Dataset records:
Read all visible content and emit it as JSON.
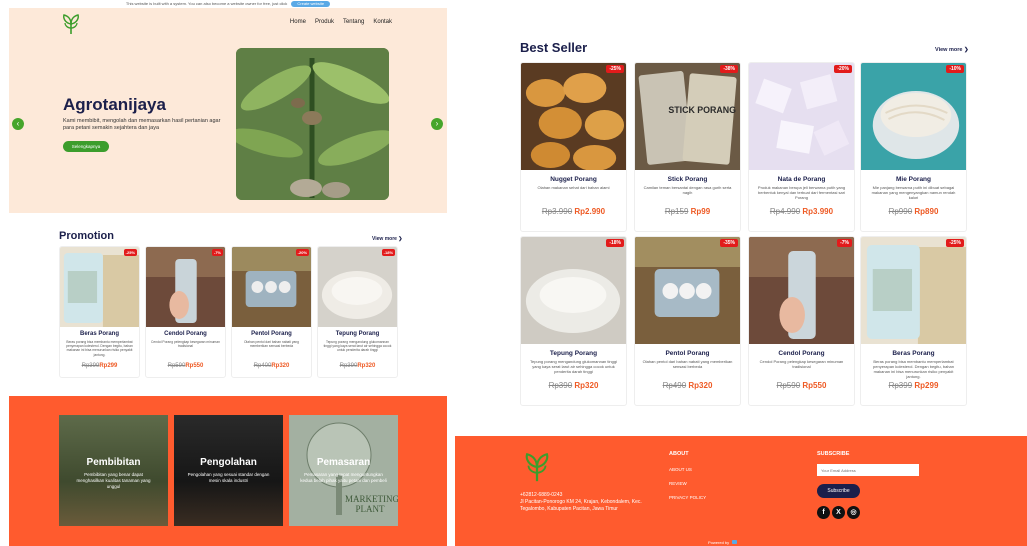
{
  "topbar": {
    "note": "This website is built with a system. You can also become a website owner for free, just click",
    "button": "Create website"
  },
  "nav": {
    "items": [
      "Home",
      "Produk",
      "Tentang",
      "Kontak"
    ]
  },
  "hero": {
    "title": "Agrotanijaya",
    "desc": "Kami membibit, mengolah dan memasarkan hasil pertanian agar para petani semakin sejahtera dan jaya",
    "button": "Selengkapnya",
    "prev_icon": "chevron-left-icon",
    "next_icon": "chevron-right-icon"
  },
  "promotion": {
    "title": "Promotion",
    "view_more": "View more ❯",
    "items": [
      {
        "name": "Beras Porang",
        "badge": "-25%",
        "desc": "Beras porang bisa membantu memperlambat penyerapan kolesterol. Dengan begitu, bahan makanan ini bisa menurunkan risiko penyakit jantung.",
        "old": "Rp399",
        "new": "Rp299"
      },
      {
        "name": "Cendol Porang",
        "badge": "-7%",
        "desc": "Cendol Porang pelengkap kesegaran minuman tradisional",
        "old": "Rp590",
        "new": "Rp550"
      },
      {
        "name": "Pentol Porang",
        "badge": "-20%",
        "desc": "Olahan pentol dari bahan nabati yang memberikan sensasi berbeda",
        "old": "Rp400",
        "new": "Rp320"
      },
      {
        "name": "Tepung Porang",
        "badge": "-18%",
        "desc": "Tepung porang mengandung glukomannan tinggi yang kaya serat larut air sehingga cocok untuk penderita darah tinggi",
        "old": "Rp390",
        "new": "Rp320"
      }
    ]
  },
  "services": [
    {
      "title": "Pembibitan",
      "desc": "Pembibitan yang benar dapat menghasilkan kualitas tanaman yang unggul"
    },
    {
      "title": "Pengolahan",
      "desc": "Pengolahan yang sesuai standar dengan mesin skala industri"
    },
    {
      "title": "Pemasaran",
      "desc": "Pemasaran yang tepat menguntungkan kedua belah pihak yaitu petani dan pembeli",
      "image_text": [
        "MARKETING",
        "PLANT"
      ]
    }
  ],
  "bestseller": {
    "title": "Best Seller",
    "view_more": "View more ❯",
    "items": [
      {
        "name": "Nugget Porang",
        "badge": "-25%",
        "desc": "Olahan makanan sehat dari bahan alami",
        "old": "Rp3.990",
        "new": "Rp2.990"
      },
      {
        "name": "Stick Porang",
        "badge": "-38%",
        "desc": "Camilan teman bersantai dengan rasa gurih serta nagih",
        "old": "Rp159",
        "new": "Rp99",
        "image_text": "STICK PORANG"
      },
      {
        "name": "Nata de Porang",
        "badge": "-20%",
        "desc": "Produk makanan berupa jeli berwarna putih yang berbentuk kenyal dan terbuat dari fermentasi sari Porang",
        "old": "Rp4.990",
        "new": "Rp3.990"
      },
      {
        "name": "Mie Porang",
        "badge": "-10%",
        "desc": "Mie panjang berwarna putih ini dibuat sebagai makanan yang mengenyangkan namun rendah kalori",
        "old": "Rp990",
        "new": "Rp890"
      },
      {
        "name": "Tepung Porang",
        "badge": "-18%",
        "desc": "Tepung porang mengandung glukomannan tinggi yang kaya serat larut air sehingga cocok untuk penderita darah tinggi",
        "old": "Rp390",
        "new": "Rp320"
      },
      {
        "name": "Pentol Porang",
        "badge": "-35%",
        "desc": "Olahan pentol dari bahan nabati yang memberikan sensasi berbeda",
        "old": "Rp490",
        "new": "Rp320"
      },
      {
        "name": "Cendol Porang",
        "badge": "-7%",
        "desc": "Cendol Porang pelengkap kesegaran minuman tradisional",
        "old": "Rp590",
        "new": "Rp550"
      },
      {
        "name": "Beras Porang",
        "badge": "-25%",
        "desc": "Beras porang bisa membantu memperlambat penyerapan kolesterol. Dengan begitu, bahan makanan ini bisa menurunkan risiko penyakit jantung.",
        "old": "Rp399",
        "new": "Rp299"
      }
    ]
  },
  "footer": {
    "phone": "+62812-6889-0243",
    "address": "Jl Pacitan-Ponorogo KM 24, Krajan, Kebondalem, Kec. Tegalombo, Kabupaten Pacitan, Jawa Timur",
    "about_head": "ABOUT",
    "links": [
      "ABOUT US",
      "REVIEW",
      "PRIVACY POLICY"
    ],
    "subscribe_head": "SUBSCRIBE",
    "email_placeholder": "Your Email Address",
    "subscribe_button": "Subscribe",
    "social": [
      "f",
      "X",
      "◎"
    ],
    "powered": "Powered by"
  },
  "colors": {
    "accent_orange": "#ff5b2e",
    "navy": "#1b1f4b",
    "green": "#3c9d2c",
    "badge_red": "#e21b1b"
  }
}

§ **Required task**:
Quote each entry above verbatim and drop the pictures.

§ **Solution to this exercise**:
Read all visible content and emit it as JSON.
{
  "topbar": {
    "note": "This website is built with a system. You can also become a website owner for free, just click",
    "button": "Create website"
  },
  "nav": {
    "items": [
      "Home",
      "Produk",
      "Tentang",
      "Kontak"
    ]
  },
  "hero": {
    "title": "Agrotanijaya",
    "desc": "Kami membibit, mengolah dan memasarkan hasil pertanian agar para petani semakin sejahtera dan jaya",
    "button": "Selengkapnya",
    "prev_icon": "chevron-left-icon",
    "next_icon": "chevron-right-icon"
  },
  "promotion": {
    "title": "Promotion",
    "view_more": "View more ❯",
    "items": [
      {
        "name": "Beras Porang",
        "badge": "-25%",
        "desc": "Beras porang bisa membantu memperlambat penyerapan kolesterol. Dengan begitu, bahan makanan ini bisa menurunkan risiko penyakit jantung.",
        "old": "Rp399",
        "new": "Rp299"
      },
      {
        "name": "Cendol Porang",
        "badge": "-7%",
        "desc": "Cendol Porang pelengkap kesegaran minuman tradisional",
        "old": "Rp590",
        "new": "Rp550"
      },
      {
        "name": "Pentol Porang",
        "badge": "-20%",
        "desc": "Olahan pentol dari bahan nabati yang memberikan sensasi berbeda",
        "old": "Rp400",
        "new": "Rp320"
      },
      {
        "name": "Tepung Porang",
        "badge": "-18%",
        "desc": "Tepung porang mengandung glukomannan tinggi yang kaya serat larut air sehingga cocok untuk penderita darah tinggi",
        "old": "Rp390",
        "new": "Rp320"
      }
    ]
  },
  "services": [
    {
      "title": "Pembibitan",
      "desc": "Pembibitan yang benar dapat menghasilkan kualitas tanaman yang unggul"
    },
    {
      "title": "Pengolahan",
      "desc": "Pengolahan yang sesuai standar dengan mesin skala industri"
    },
    {
      "title": "Pemasaran",
      "desc": "Pemasaran yang tepat menguntungkan kedua belah pihak yaitu petani dan pembeli",
      "image_text": [
        "MARKETING",
        "PLANT"
      ]
    }
  ],
  "bestseller": {
    "title": "Best Seller",
    "view_more": "View more ❯",
    "items": [
      {
        "name": "Nugget Porang",
        "badge": "-25%",
        "desc": "Olahan makanan sehat dari bahan alami",
        "old": "Rp3.990",
        "new": "Rp2.990"
      },
      {
        "name": "Stick Porang",
        "badge": "-38%",
        "desc": "Camilan teman bersantai dengan rasa gurih serta nagih",
        "old": "Rp159",
        "new": "Rp99",
        "image_text": "STICK PORANG"
      },
      {
        "name": "Nata de Porang",
        "badge": "-20%",
        "desc": "Produk makanan berupa jeli berwarna putih yang berbentuk kenyal dan terbuat dari fermentasi sari Porang",
        "old": "Rp4.990",
        "new": "Rp3.990"
      },
      {
        "name": "Mie Porang",
        "badge": "-10%",
        "desc": "Mie panjang berwarna putih ini dibuat sebagai makanan yang mengenyangkan namun rendah kalori",
        "old": "Rp990",
        "new": "Rp890"
      },
      {
        "name": "Tepung Porang",
        "badge": "-18%",
        "desc": "Tepung porang mengandung glukomannan tinggi yang kaya serat larut air sehingga cocok untuk penderita darah tinggi",
        "old": "Rp390",
        "new": "Rp320"
      },
      {
        "name": "Pentol Porang",
        "badge": "-35%",
        "desc": "Olahan pentol dari bahan nabati yang memberikan sensasi berbeda",
        "old": "Rp490",
        "new": "Rp320"
      },
      {
        "name": "Cendol Porang",
        "badge": "-7%",
        "desc": "Cendol Porang pelengkap kesegaran minuman tradisional",
        "old": "Rp590",
        "new": "Rp550"
      },
      {
        "name": "Beras Porang",
        "badge": "-25%",
        "desc": "Beras porang bisa membantu memperlambat penyerapan kolesterol. Dengan begitu, bahan makanan ini bisa menurunkan risiko penyakit jantung.",
        "old": "Rp399",
        "new": "Rp299"
      }
    ]
  },
  "footer": {
    "phone": "+62812-6889-0243",
    "address": "Jl Pacitan-Ponorogo KM 24, Krajan, Kebondalem, Kec. Tegalombo, Kabupaten Pacitan, Jawa Timur",
    "about_head": "ABOUT",
    "links": [
      "ABOUT US",
      "REVIEW",
      "PRIVACY POLICY"
    ],
    "subscribe_head": "SUBSCRIBE",
    "email_placeholder": "Your Email Address",
    "subscribe_button": "Subscribe",
    "social": [
      "f",
      "X",
      "◎"
    ],
    "powered": "Powered by"
  },
  "colors": {
    "accent_orange": "#ff5b2e",
    "navy": "#1b1f4b",
    "green": "#3c9d2c",
    "badge_red": "#e21b1b"
  }
}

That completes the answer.